Saved data entries:
----

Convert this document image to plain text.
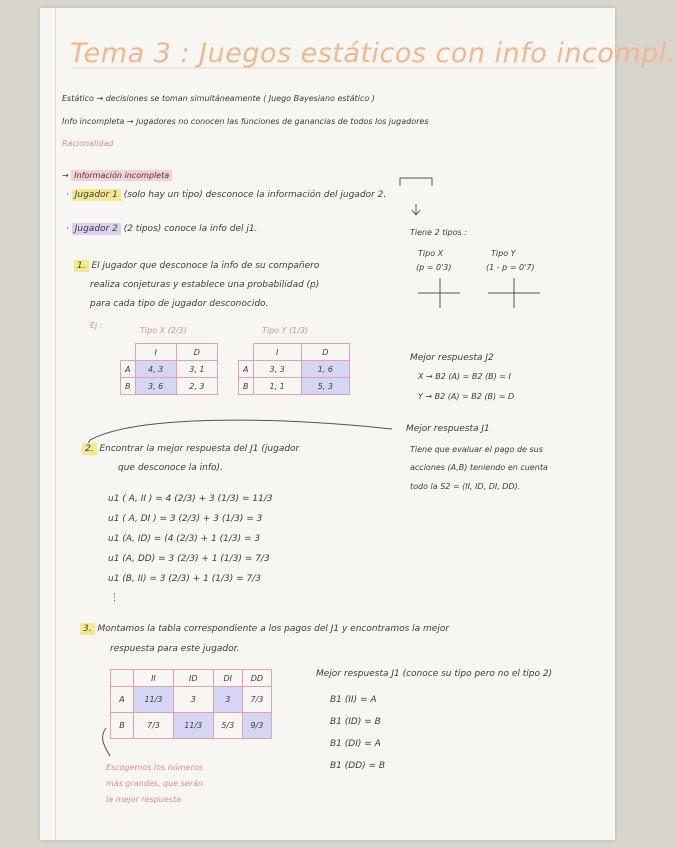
Tema 3 : Juegos estáticos con info incompl.
Estático → decisiones se toman simultáneamente ( Juego Bayesiano estático )
Info incompleta → jugadores no conocen las funciones de ganancias de todos los jugadores
Racionalidad
→ Información incompleta
· Jugador 1 (solo hay un tipo) desconoce la información del jugador 2.
· Jugador 2 (2 tipos) conoce la info del j1.	Tiene 2 tipos :
Tipo X
(p = 0'3)
Tipo Y
(1 - p = 0'7)
1. El jugador que desconoce la info de su compañero
realiza conjeturas y establece una probabilidad (p)
para cada tipo de jugador desconocido.
Ej :
Tipo X (2/3)	Tipo Y (1/3)
	I	D
A	4, 3	3, 1
B	3, 6	2, 3
	I	D
A	3, 3	1, 6
B	1, 1	5, 3
Mejor respuesta J2
X → B2 (A) = B2 (B) = I
Y → B2 (A) = B2 (B) = D
Mejor respuesta J1
Tiene que evaluar el pago de sus
acciones (A,B) teniendo en cuenta
todo la S2 = (II, ID, DI, DD).
2. Encontrar la mejor respuesta del J1 (jugador
que desconoce la info).
u1 ( A, II ) = 4 (2/3) + 3 (1/3) = 11/3
u1 ( A, DI ) = 3 (2/3) + 3 (1/3) = 3
u1 (A, ID) = (4 (2/3) + 1 (1/3) = 3
u1 (A, DD) = 3 (2/3) + 1 (1/3) = 7/3
u1 (B, II) = 3 (2/3) + 1 (1/3) = 7/3
⋮
3. Montamos la tabla correspondiente a los pagos del J1 y encontramos la mejor
respuesta para este jugador.
	II	ID	DI	DD
A	11/3	3	3	7/3
B	7/3	11/3	5/3	9/3
Mejor respuesta J1 (conoce su tipo pero no el tipo 2)
B1 (II) = A
B1 (ID) = B
B1 (DI) = A
B1 (DD) = B
Escogemos los números
más grandes, que serán
la mejor respuesta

----

What to do
Print the records above exactly as they stand, but leave out the pictures.

Solution to the problem
Convert this document image to plain text.
Tema 3 : Juegos estáticos con info incompl.
Estático → decisiones se toman simultáneamente ( Juego Bayesiano estático )
Info incompleta → jugadores no conocen las funciones de ganancias de todos los jugadores
Racionalidad
→ Información incompleta
· Jugador 1 (solo hay un tipo) desconoce la información del jugador 2.
· Jugador 2 (2 tipos) conoce la info del j1.	Tiene 2 tipos :
Tipo X
(p = 0'3)
Tipo Y
(1 - p = 0'7)
1. El jugador que desconoce la info de su compañero
realiza conjeturas y establece una probabilidad (p)
para cada tipo de jugador desconocido.
Ej :
Tipo X (2/3)	Tipo Y (1/3)
	I	D
A	4, 3	3, 1
B	3, 6	2, 3
	I	D
A	3, 3	1, 6
B	1, 1	5, 3
Mejor respuesta J2
X → B2 (A) = B2 (B) = I
Y → B2 (A) = B2 (B) = D
Mejor respuesta J1
Tiene que evaluar el pago de sus
acciones (A,B) teniendo en cuenta
todo la S2 = (II, ID, DI, DD).
2. Encontrar la mejor respuesta del J1 (jugador
que desconoce la info).
u1 ( A, II ) = 4 (2/3) + 3 (1/3) = 11/3
u1 ( A, DI ) = 3 (2/3) + 3 (1/3) = 3
u1 (A, ID) = (4 (2/3) + 1 (1/3) = 3
u1 (A, DD) = 3 (2/3) + 1 (1/3) = 7/3
u1 (B, II) = 3 (2/3) + 1 (1/3) = 7/3
⋮
3. Montamos la tabla correspondiente a los pagos del J1 y encontramos la mejor
respuesta para este jugador.
	II	ID	DI	DD
A	11/3	3	3	7/3
B	7/3	11/3	5/3	9/3
Mejor respuesta J1 (conoce su tipo pero no el tipo 2)
B1 (II) = A
B1 (ID) = B
B1 (DI) = A
B1 (DD) = B
Escogemos los números
más grandes, que serán
la mejor respuesta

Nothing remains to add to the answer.